All of the data should be repeated exactly; pictures are not part of the copy.

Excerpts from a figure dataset
□ □ □ □ □
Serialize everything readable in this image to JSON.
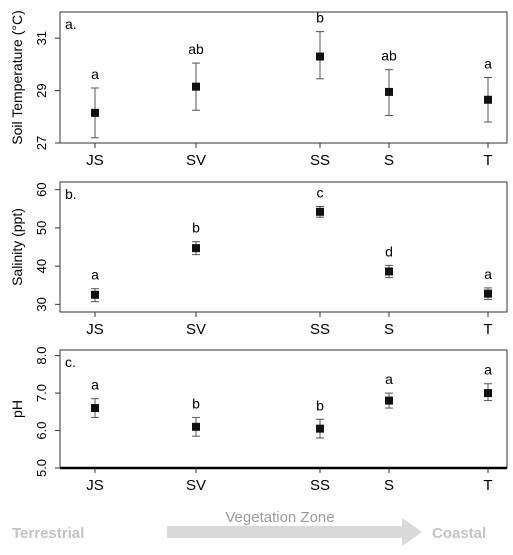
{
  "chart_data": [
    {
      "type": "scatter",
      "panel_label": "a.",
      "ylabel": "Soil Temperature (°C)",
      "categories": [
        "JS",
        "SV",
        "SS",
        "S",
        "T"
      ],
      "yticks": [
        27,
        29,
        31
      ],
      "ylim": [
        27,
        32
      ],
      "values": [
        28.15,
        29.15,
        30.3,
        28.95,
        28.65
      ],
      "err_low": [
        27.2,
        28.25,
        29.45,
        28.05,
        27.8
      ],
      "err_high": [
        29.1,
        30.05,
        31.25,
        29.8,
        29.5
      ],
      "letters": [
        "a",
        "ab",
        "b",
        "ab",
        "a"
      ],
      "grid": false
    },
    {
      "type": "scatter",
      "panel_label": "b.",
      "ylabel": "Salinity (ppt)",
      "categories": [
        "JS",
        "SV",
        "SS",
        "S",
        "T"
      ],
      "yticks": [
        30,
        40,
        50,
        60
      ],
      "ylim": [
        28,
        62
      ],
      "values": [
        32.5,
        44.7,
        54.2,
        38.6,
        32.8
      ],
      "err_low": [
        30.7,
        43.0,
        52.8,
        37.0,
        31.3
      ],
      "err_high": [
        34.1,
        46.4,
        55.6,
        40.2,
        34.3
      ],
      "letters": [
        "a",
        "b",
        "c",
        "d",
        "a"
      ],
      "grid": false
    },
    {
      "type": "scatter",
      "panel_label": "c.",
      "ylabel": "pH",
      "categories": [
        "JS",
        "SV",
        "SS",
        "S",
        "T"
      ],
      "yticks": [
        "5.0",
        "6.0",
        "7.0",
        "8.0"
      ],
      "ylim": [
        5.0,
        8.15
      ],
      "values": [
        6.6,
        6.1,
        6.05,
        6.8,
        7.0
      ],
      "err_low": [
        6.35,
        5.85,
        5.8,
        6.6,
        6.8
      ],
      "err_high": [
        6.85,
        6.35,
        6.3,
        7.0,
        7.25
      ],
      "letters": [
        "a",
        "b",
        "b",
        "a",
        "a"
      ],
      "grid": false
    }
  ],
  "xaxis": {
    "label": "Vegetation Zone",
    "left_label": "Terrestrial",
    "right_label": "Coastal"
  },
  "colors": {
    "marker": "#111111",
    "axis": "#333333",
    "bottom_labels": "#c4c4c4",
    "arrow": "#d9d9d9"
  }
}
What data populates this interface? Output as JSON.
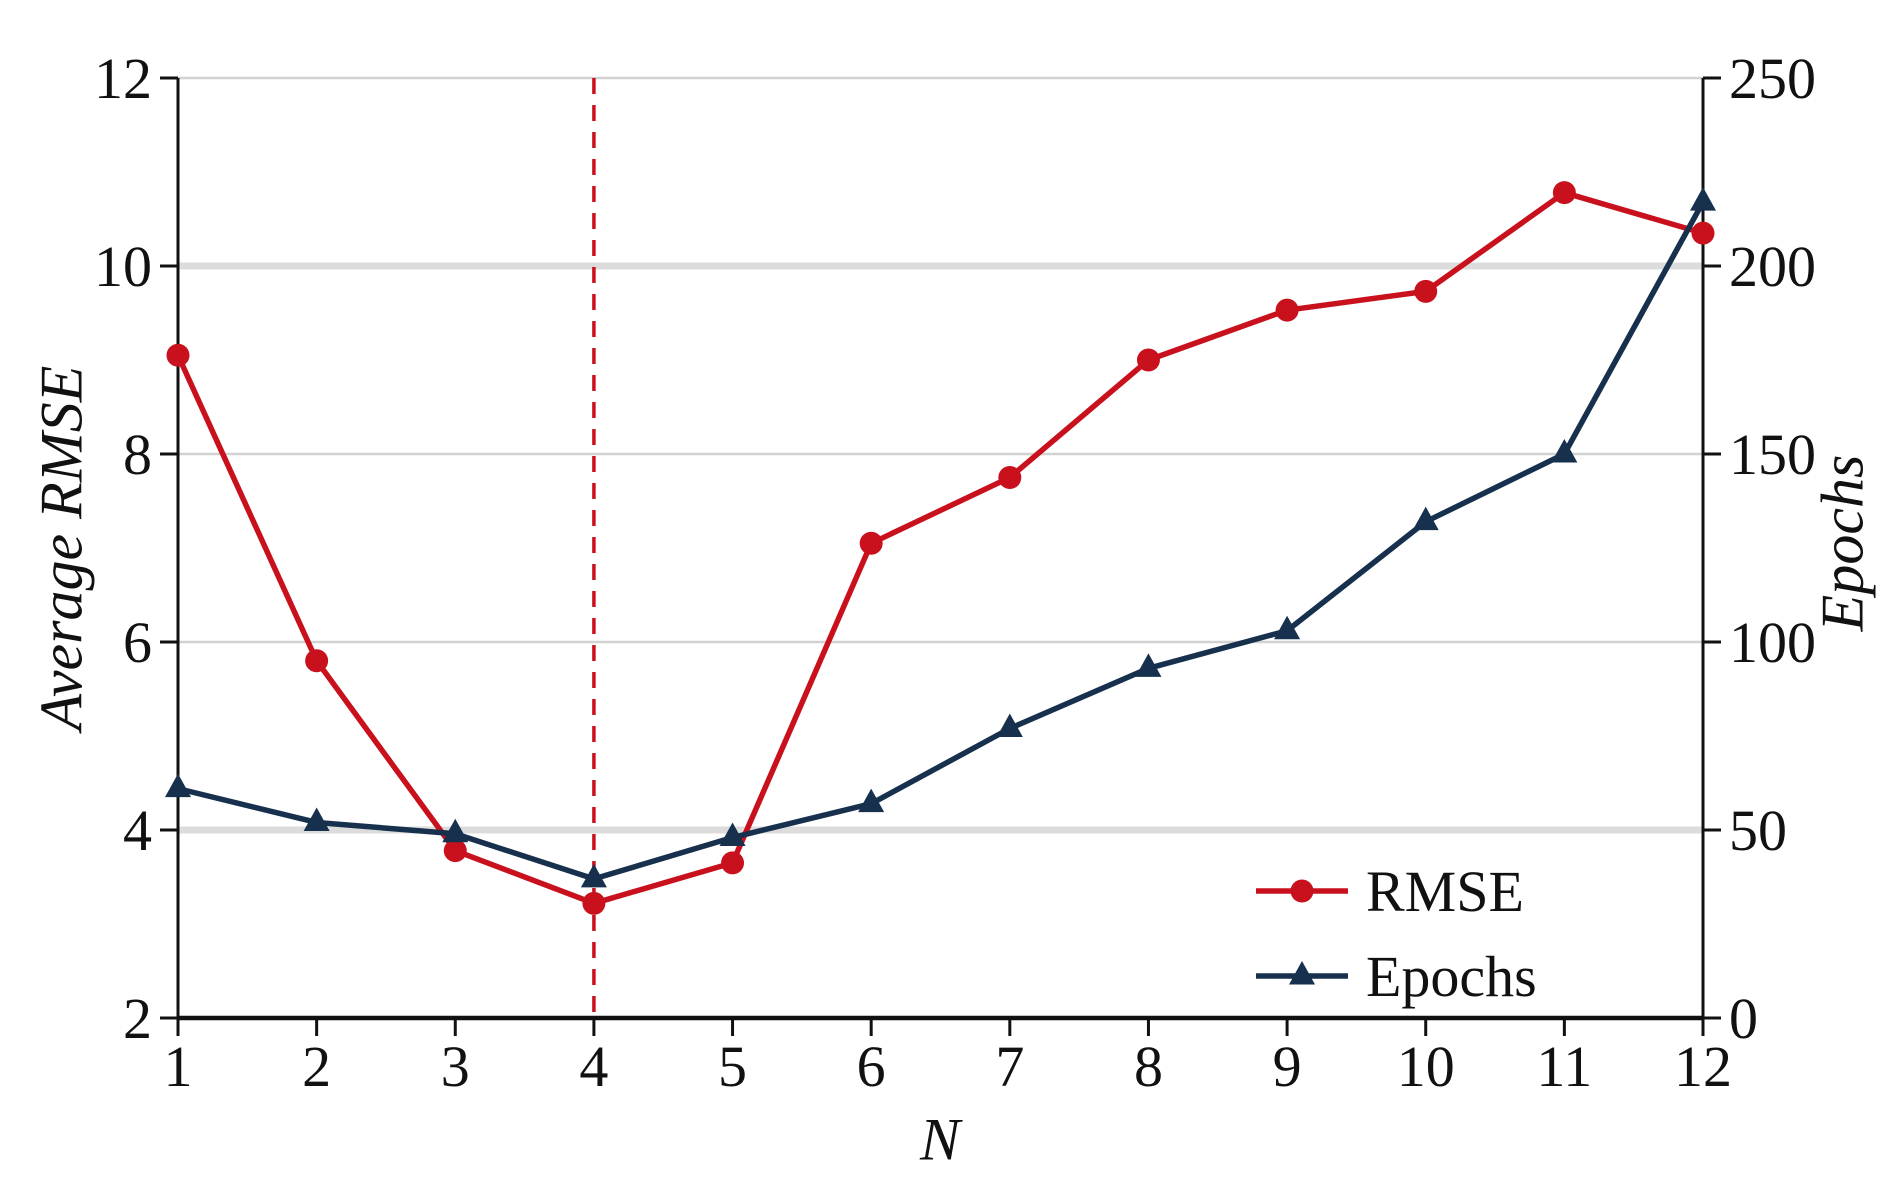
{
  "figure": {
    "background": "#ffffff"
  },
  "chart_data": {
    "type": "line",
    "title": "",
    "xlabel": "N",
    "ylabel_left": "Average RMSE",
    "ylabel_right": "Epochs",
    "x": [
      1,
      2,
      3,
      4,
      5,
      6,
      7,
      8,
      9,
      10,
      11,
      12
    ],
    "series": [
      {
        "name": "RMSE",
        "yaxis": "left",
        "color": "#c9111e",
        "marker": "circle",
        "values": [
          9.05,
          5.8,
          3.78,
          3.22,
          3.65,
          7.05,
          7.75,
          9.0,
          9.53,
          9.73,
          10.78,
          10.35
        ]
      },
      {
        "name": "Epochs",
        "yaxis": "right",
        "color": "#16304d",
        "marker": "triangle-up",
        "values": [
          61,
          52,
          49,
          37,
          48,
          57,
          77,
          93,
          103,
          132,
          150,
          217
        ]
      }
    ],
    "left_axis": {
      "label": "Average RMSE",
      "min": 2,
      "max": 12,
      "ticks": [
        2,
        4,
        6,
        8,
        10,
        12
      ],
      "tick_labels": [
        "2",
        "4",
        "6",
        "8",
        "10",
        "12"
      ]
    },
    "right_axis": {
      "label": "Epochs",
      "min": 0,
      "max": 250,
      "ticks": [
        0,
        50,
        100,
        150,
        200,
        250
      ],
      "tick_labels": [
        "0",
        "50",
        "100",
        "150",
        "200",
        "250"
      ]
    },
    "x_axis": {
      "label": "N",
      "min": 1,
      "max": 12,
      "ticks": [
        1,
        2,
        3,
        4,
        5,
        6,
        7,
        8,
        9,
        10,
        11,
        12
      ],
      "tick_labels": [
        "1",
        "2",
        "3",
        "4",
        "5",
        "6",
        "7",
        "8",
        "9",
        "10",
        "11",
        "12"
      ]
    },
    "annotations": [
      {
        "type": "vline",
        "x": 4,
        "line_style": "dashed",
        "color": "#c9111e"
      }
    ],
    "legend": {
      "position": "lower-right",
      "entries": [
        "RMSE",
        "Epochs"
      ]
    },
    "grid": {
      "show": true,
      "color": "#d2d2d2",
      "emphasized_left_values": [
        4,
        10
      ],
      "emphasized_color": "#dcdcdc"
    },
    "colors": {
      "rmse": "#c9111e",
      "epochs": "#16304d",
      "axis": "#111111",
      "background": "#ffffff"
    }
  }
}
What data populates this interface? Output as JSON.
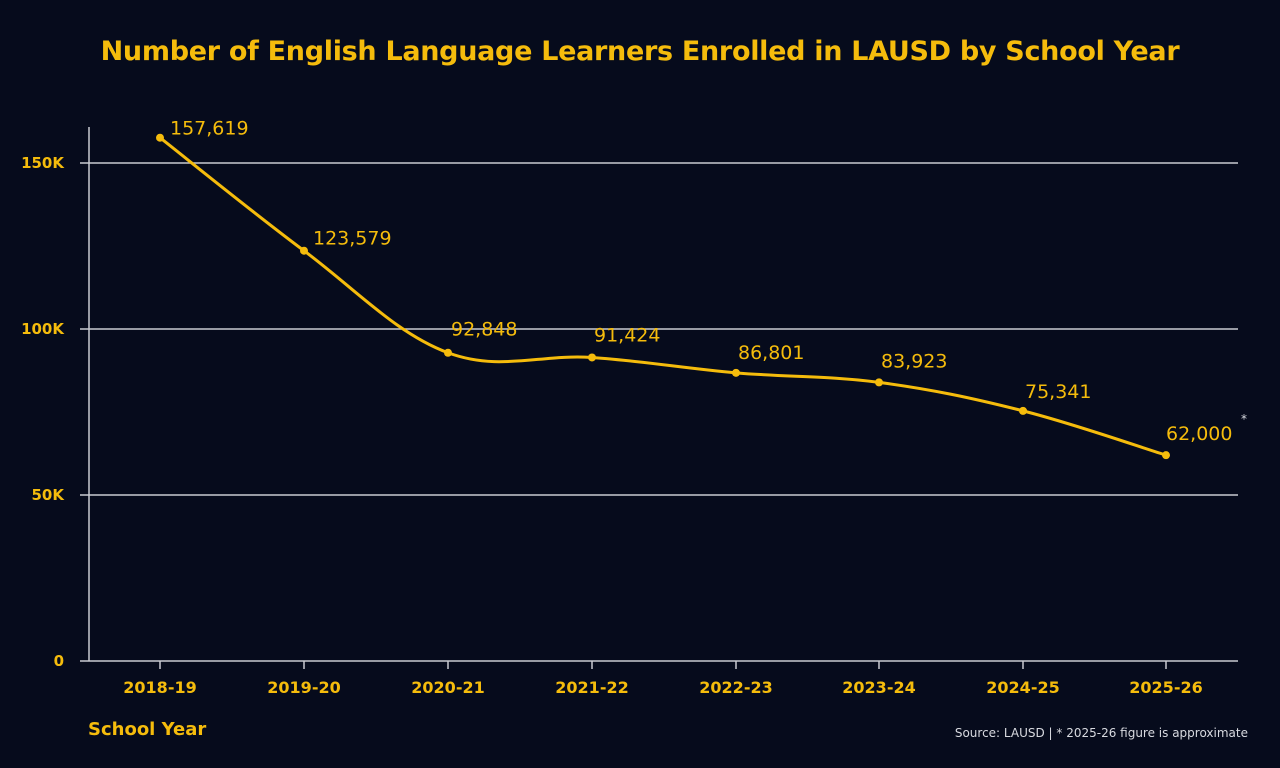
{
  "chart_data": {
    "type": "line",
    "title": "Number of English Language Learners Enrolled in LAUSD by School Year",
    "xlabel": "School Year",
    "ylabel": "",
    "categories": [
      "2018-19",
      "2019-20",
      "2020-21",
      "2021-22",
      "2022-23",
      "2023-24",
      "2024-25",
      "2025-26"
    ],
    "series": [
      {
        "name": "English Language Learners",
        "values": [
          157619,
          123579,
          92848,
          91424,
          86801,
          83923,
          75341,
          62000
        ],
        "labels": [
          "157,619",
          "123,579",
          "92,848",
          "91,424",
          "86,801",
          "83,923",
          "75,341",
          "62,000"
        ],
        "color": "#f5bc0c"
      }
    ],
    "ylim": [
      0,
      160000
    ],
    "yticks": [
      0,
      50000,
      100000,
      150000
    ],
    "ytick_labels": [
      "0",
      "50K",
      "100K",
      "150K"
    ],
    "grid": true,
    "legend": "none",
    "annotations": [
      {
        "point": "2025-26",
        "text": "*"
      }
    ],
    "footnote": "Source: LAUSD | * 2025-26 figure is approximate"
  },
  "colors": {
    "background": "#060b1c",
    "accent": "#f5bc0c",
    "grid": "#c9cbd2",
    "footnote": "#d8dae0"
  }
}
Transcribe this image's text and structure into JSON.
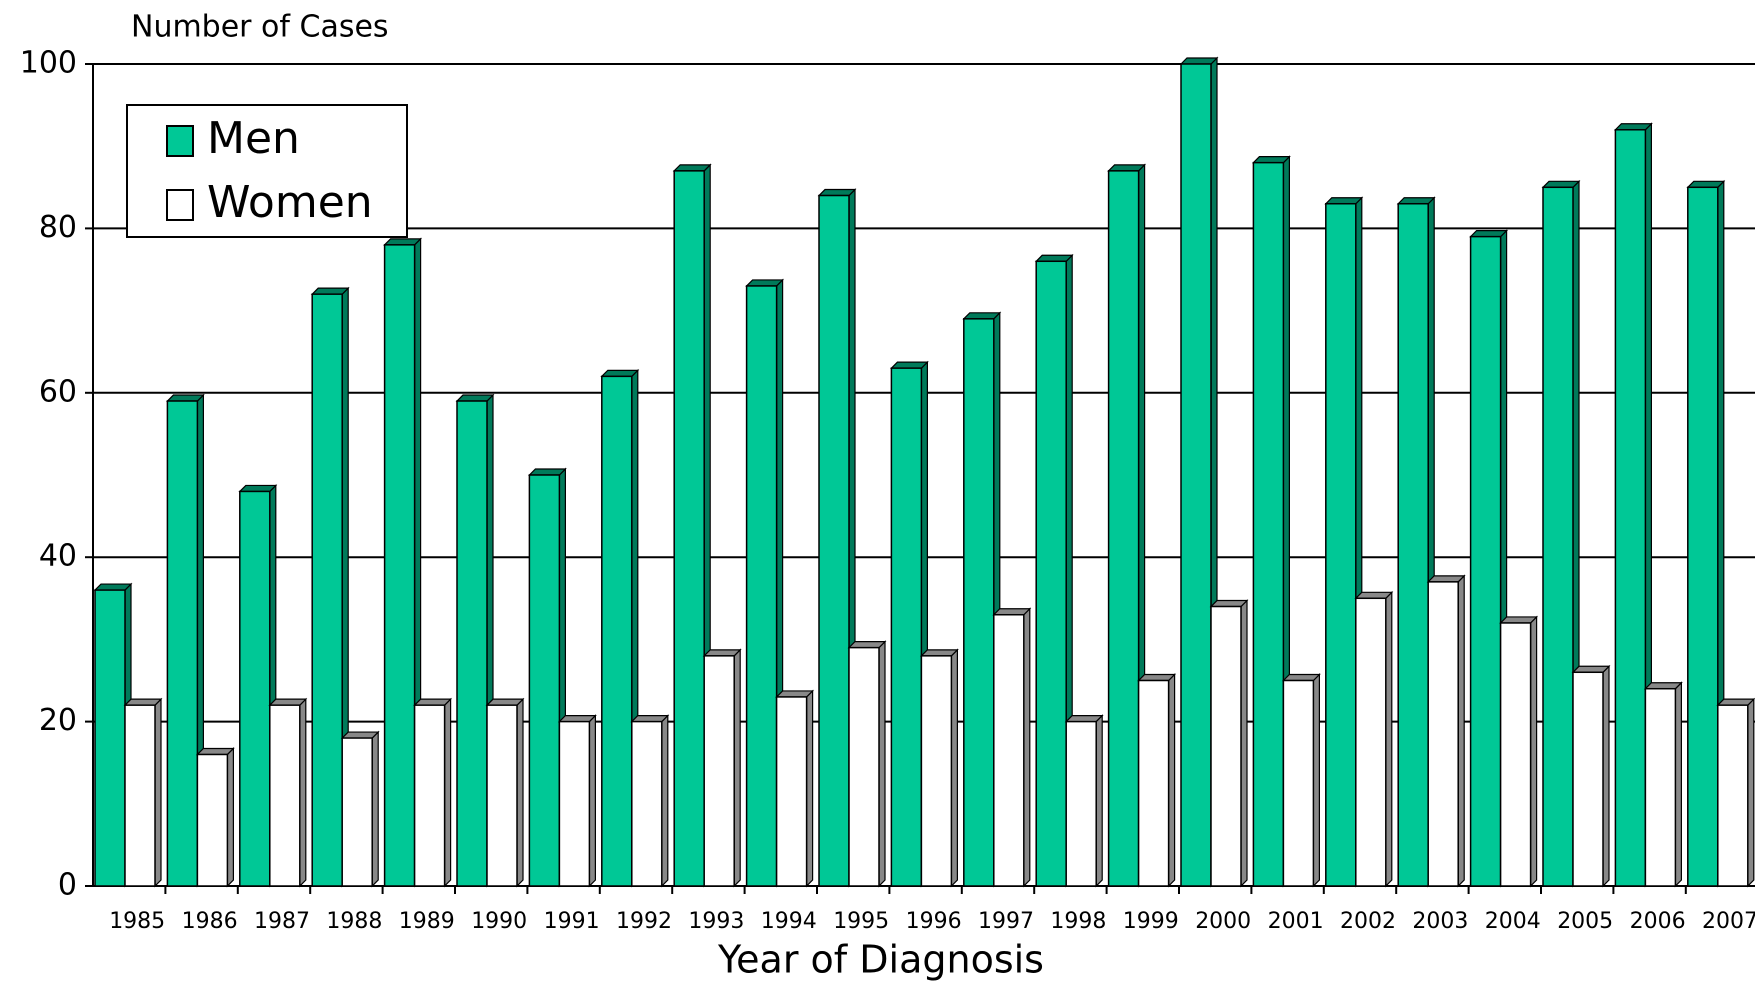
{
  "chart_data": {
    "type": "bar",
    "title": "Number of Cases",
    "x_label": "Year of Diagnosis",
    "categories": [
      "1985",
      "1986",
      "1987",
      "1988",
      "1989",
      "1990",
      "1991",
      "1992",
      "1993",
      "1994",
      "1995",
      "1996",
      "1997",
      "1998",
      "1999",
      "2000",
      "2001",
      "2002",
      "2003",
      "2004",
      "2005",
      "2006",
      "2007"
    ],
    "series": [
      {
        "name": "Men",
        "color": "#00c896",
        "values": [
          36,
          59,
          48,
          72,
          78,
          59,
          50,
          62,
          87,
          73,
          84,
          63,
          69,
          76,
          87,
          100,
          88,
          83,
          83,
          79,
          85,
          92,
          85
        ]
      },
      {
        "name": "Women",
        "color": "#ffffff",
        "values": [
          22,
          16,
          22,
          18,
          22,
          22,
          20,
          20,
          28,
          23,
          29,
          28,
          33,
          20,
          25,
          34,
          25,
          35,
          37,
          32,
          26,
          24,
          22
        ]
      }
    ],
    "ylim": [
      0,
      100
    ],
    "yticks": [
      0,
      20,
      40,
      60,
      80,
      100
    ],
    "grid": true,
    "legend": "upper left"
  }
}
□ □ □ □ □
*Exercise answer*.
Serialize everything readable in this image to JSON.
{
  "chart_data": [
    {
      "type": "scatter",
      "panel_label": "a.",
      "ylabel": "Soil Temperature (°C)",
      "categories": [
        "JS",
        "SV",
        "SS",
        "S",
        "T"
      ],
      "yticks": [
        27,
        29,
        31
      ],
      "ylim": [
        27,
        32
      ],
      "values": [
        28.15,
        29.15,
        30.3,
        28.95,
        28.65
      ],
      "err_low": [
        27.2,
        28.25,
        29.45,
        28.05,
        27.8
      ],
      "err_high": [
        29.1,
        30.05,
        31.25,
        29.8,
        29.5
      ],
      "letters": [
        "a",
        "ab",
        "b",
        "ab",
        "a"
      ],
      "grid": false
    },
    {
      "type": "scatter",
      "panel_label": "b.",
      "ylabel": "Salinity (ppt)",
      "categories": [
        "JS",
        "SV",
        "SS",
        "S",
        "T"
      ],
      "yticks": [
        30,
        40,
        50,
        60
      ],
      "ylim": [
        28,
        62
      ],
      "values": [
        32.5,
        44.7,
        54.2,
        38.6,
        32.8
      ],
      "err_low": [
        30.7,
        43.0,
        52.8,
        37.0,
        31.3
      ],
      "err_high": [
        34.1,
        46.4,
        55.6,
        40.2,
        34.3
      ],
      "letters": [
        "a",
        "b",
        "c",
        "d",
        "a"
      ],
      "grid": false
    },
    {
      "type": "scatter",
      "panel_label": "c.",
      "ylabel": "pH",
      "categories": [
        "JS",
        "SV",
        "SS",
        "S",
        "T"
      ],
      "yticks": [
        "5.0",
        "6.0",
        "7.0",
        "8.0"
      ],
      "ylim": [
        5.0,
        8.15
      ],
      "values": [
        6.6,
        6.1,
        6.05,
        6.8,
        7.0
      ],
      "err_low": [
        6.35,
        5.85,
        5.8,
        6.6,
        6.8
      ],
      "err_high": [
        6.85,
        6.35,
        6.3,
        7.0,
        7.25
      ],
      "letters": [
        "a",
        "b",
        "b",
        "a",
        "a"
      ],
      "grid": false
    }
  ],
  "xaxis": {
    "label": "Vegetation Zone",
    "left_label": "Terrestrial",
    "right_label": "Coastal"
  },
  "colors": {
    "marker": "#111111",
    "axis": "#333333",
    "bottom_labels": "#c4c4c4",
    "arrow": "#d9d9d9"
  }
}
What data populates this interface? Output as JSON.
{
  "figure": {
    "background": "#ffffff"
  },
  "chart_data": {
    "type": "line",
    "title": "",
    "xlabel": "N",
    "ylabel_left": "Average RMSE",
    "ylabel_right": "Epochs",
    "x": [
      1,
      2,
      3,
      4,
      5,
      6,
      7,
      8,
      9,
      10,
      11,
      12
    ],
    "series": [
      {
        "name": "RMSE",
        "yaxis": "left",
        "color": "#c9111e",
        "marker": "circle",
        "values": [
          9.05,
          5.8,
          3.78,
          3.22,
          3.65,
          7.05,
          7.75,
          9.0,
          9.53,
          9.73,
          10.78,
          10.35
        ]
      },
      {
        "name": "Epochs",
        "yaxis": "right",
        "color": "#16304d",
        "marker": "triangle-up",
        "values": [
          61,
          52,
          49,
          37,
          48,
          57,
          77,
          93,
          103,
          132,
          150,
          217
        ]
      }
    ],
    "left_axis": {
      "label": "Average RMSE",
      "min": 2,
      "max": 12,
      "ticks": [
        2,
        4,
        6,
        8,
        10,
        12
      ],
      "tick_labels": [
        "2",
        "4",
        "6",
        "8",
        "10",
        "12"
      ]
    },
    "right_axis": {
      "label": "Epochs",
      "min": 0,
      "max": 250,
      "ticks": [
        0,
        50,
        100,
        150,
        200,
        250
      ],
      "tick_labels": [
        "0",
        "50",
        "100",
        "150",
        "200",
        "250"
      ]
    },
    "x_axis": {
      "label": "N",
      "min": 1,
      "max": 12,
      "ticks": [
        1,
        2,
        3,
        4,
        5,
        6,
        7,
        8,
        9,
        10,
        11,
        12
      ],
      "tick_labels": [
        "1",
        "2",
        "3",
        "4",
        "5",
        "6",
        "7",
        "8",
        "9",
        "10",
        "11",
        "12"
      ]
    },
    "annotations": [
      {
        "type": "vline",
        "x": 4,
        "line_style": "dashed",
        "color": "#c9111e"
      }
    ],
    "legend": {
      "position": "lower-right",
      "entries": [
        "RMSE",
        "Epochs"
      ]
    },
    "grid": {
      "show": true,
      "color": "#d2d2d2",
      "emphasized_left_values": [
        4,
        10
      ],
      "emphasized_color": "#dcdcdc"
    },
    "colors": {
      "rmse": "#c9111e",
      "epochs": "#16304d",
      "axis": "#111111",
      "background": "#ffffff"
    }
  }
}
What data populates this interface? Output as JSON.
{
  "chart_data": {
    "type": "line",
    "title": "Number of English Language Learners Enrolled in LAUSD by School Year",
    "xlabel": "School Year",
    "ylabel": "",
    "categories": [
      "2018-19",
      "2019-20",
      "2020-21",
      "2021-22",
      "2022-23",
      "2023-24",
      "2024-25",
      "2025-26"
    ],
    "series": [
      {
        "name": "English Language Learners",
        "values": [
          157619,
          123579,
          92848,
          91424,
          86801,
          83923,
          75341,
          62000
        ],
        "labels": [
          "157,619",
          "123,579",
          "92,848",
          "91,424",
          "86,801",
          "83,923",
          "75,341",
          "62,000"
        ],
        "color": "#f5bc0c"
      }
    ],
    "ylim": [
      0,
      160000
    ],
    "yticks": [
      0,
      50000,
      100000,
      150000
    ],
    "ytick_labels": [
      "0",
      "50K",
      "100K",
      "150K"
    ],
    "grid": true,
    "legend": "none",
    "annotations": [
      {
        "point": "2025-26",
        "text": "*"
      }
    ],
    "footnote": "Source: LAUSD | * 2025-26 figure is approximate"
  },
  "colors": {
    "background": "#060b1c",
    "accent": "#f5bc0c",
    "grid": "#c9cbd2",
    "footnote": "#d8dae0"
  }
}
Transcribe this image's text and structure into JSON.
{
  "chart_data": {
    "type": "bar",
    "title": "Number of Cases",
    "x_label": "Year of Diagnosis",
    "categories": [
      "1985",
      "1986",
      "1987",
      "1988",
      "1989",
      "1990",
      "1991",
      "1992",
      "1993",
      "1994",
      "1995",
      "1996",
      "1997",
      "1998",
      "1999",
      "2000",
      "2001",
      "2002",
      "2003",
      "2004",
      "2005",
      "2006",
      "2007"
    ],
    "series": [
      {
        "name": "Men",
        "color": "#00c896",
        "values": [
          36,
          59,
          48,
          72,
          78,
          59,
          50,
          62,
          87,
          73,
          84,
          63,
          69,
          76,
          87,
          100,
          88,
          83,
          83,
          79,
          85,
          92,
          85
        ]
      },
      {
        "name": "Women",
        "color": "#ffffff",
        "values": [
          22,
          16,
          22,
          18,
          22,
          22,
          20,
          20,
          28,
          23,
          29,
          28,
          33,
          20,
          25,
          34,
          25,
          35,
          37,
          32,
          26,
          24,
          22
        ]
      }
    ],
    "ylim": [
      0,
      100
    ],
    "yticks": [
      0,
      20,
      40,
      60,
      80,
      100
    ],
    "grid": true,
    "legend": "upper left"
  }
}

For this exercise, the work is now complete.